Exercise details: Reproduce the lines of the material exactly, excluding every image.

Records for the task:
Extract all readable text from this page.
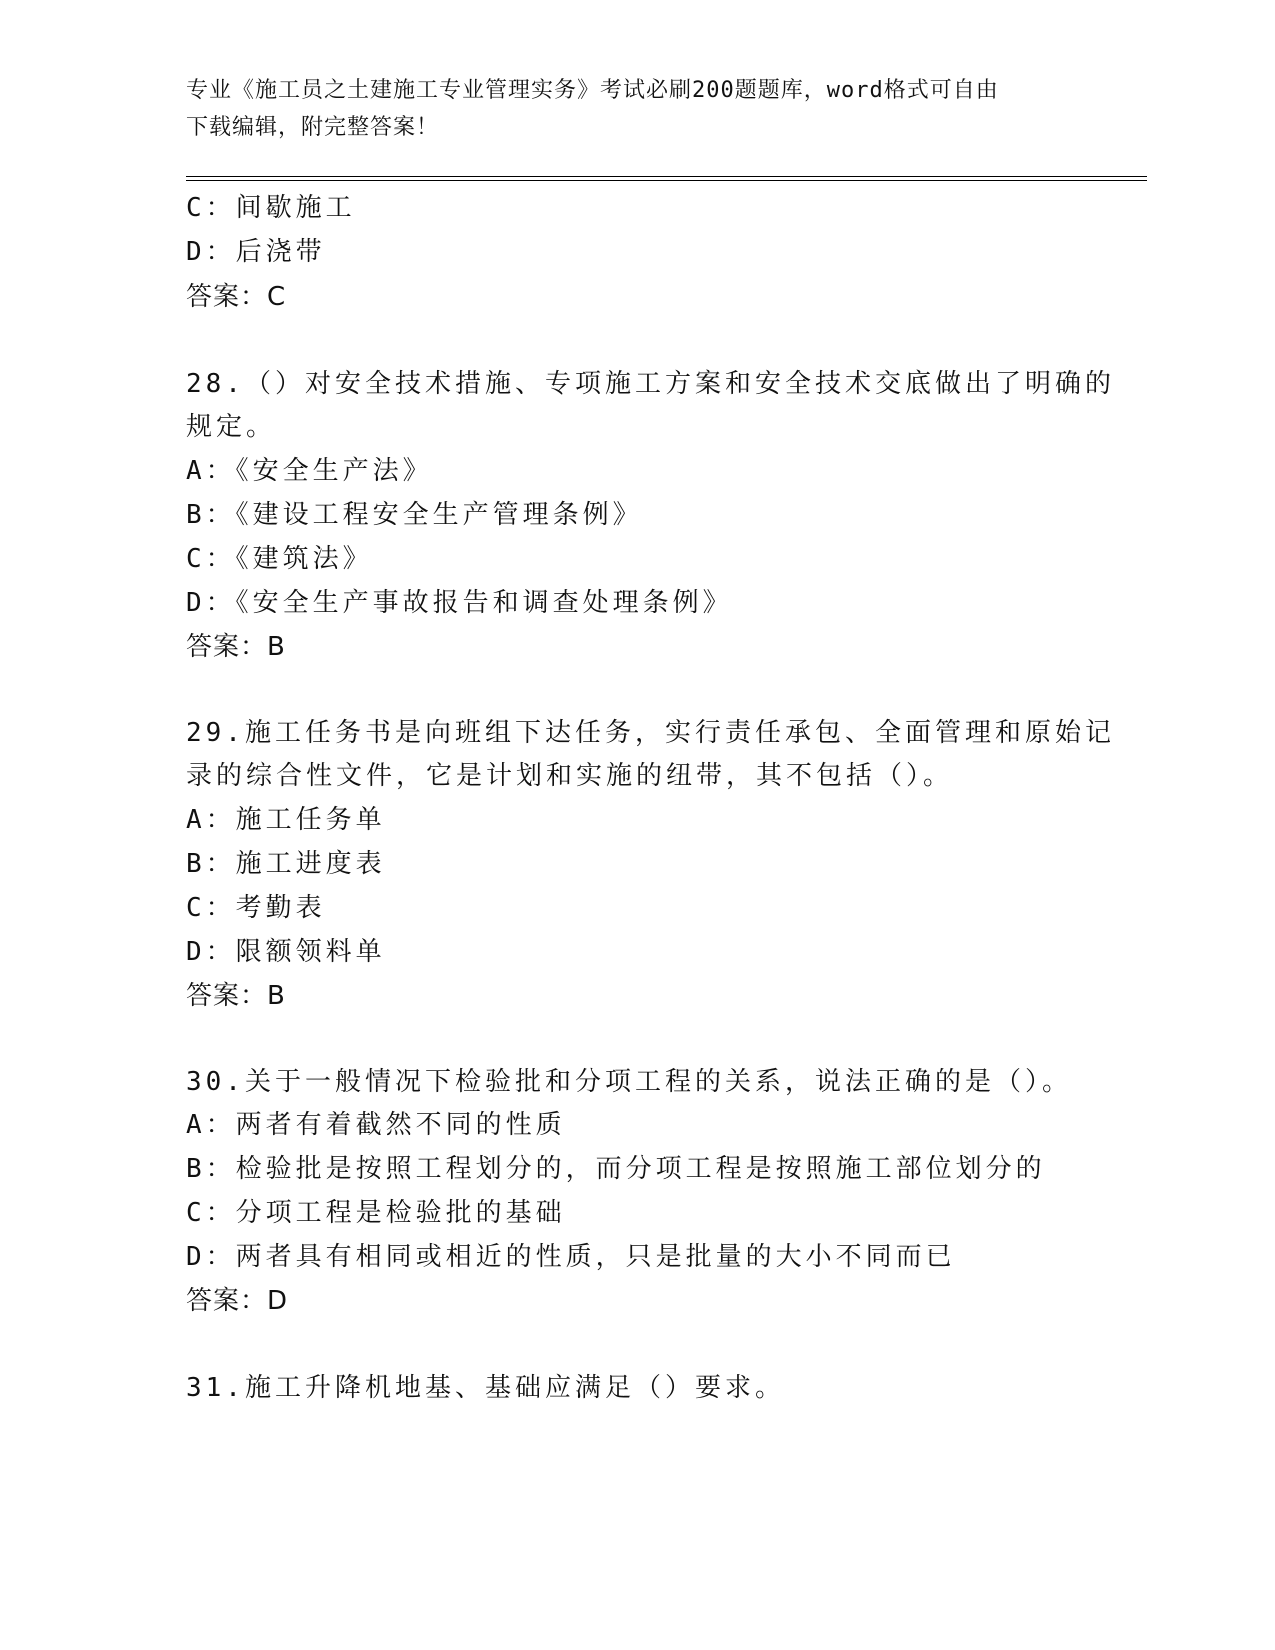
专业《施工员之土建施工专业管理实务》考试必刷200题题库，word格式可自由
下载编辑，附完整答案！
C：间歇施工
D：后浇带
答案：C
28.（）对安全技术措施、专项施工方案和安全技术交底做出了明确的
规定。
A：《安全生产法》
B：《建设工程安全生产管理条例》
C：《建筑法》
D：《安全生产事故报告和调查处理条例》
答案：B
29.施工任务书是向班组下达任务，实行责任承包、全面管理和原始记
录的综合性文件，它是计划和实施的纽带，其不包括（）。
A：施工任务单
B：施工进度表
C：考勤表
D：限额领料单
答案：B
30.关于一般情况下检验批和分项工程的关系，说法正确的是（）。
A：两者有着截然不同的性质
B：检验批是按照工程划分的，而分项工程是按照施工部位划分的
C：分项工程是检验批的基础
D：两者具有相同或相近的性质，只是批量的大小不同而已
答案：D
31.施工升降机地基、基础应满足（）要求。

Finished answer:
Extract all readable text from this page.
专业《施工员之土建施工专业管理实务》考试必刷200题题库，word格式可自由
下载编辑，附完整答案！
C：间歇施工
D：后浇带
答案：C
28.（）对安全技术措施、专项施工方案和安全技术交底做出了明确的
规定。
A：《安全生产法》
B：《建设工程安全生产管理条例》
C：《建筑法》
D：《安全生产事故报告和调查处理条例》
答案：B
29.施工任务书是向班组下达任务，实行责任承包、全面管理和原始记
录的综合性文件，它是计划和实施的纽带，其不包括（）。
A：施工任务单
B：施工进度表
C：考勤表
D：限额领料单
答案：B
30.关于一般情况下检验批和分项工程的关系，说法正确的是（）。
A：两者有着截然不同的性质
B：检验批是按照工程划分的，而分项工程是按照施工部位划分的
C：分项工程是检验批的基础
D：两者具有相同或相近的性质，只是批量的大小不同而已
答案：D
31.施工升降机地基、基础应满足（）要求。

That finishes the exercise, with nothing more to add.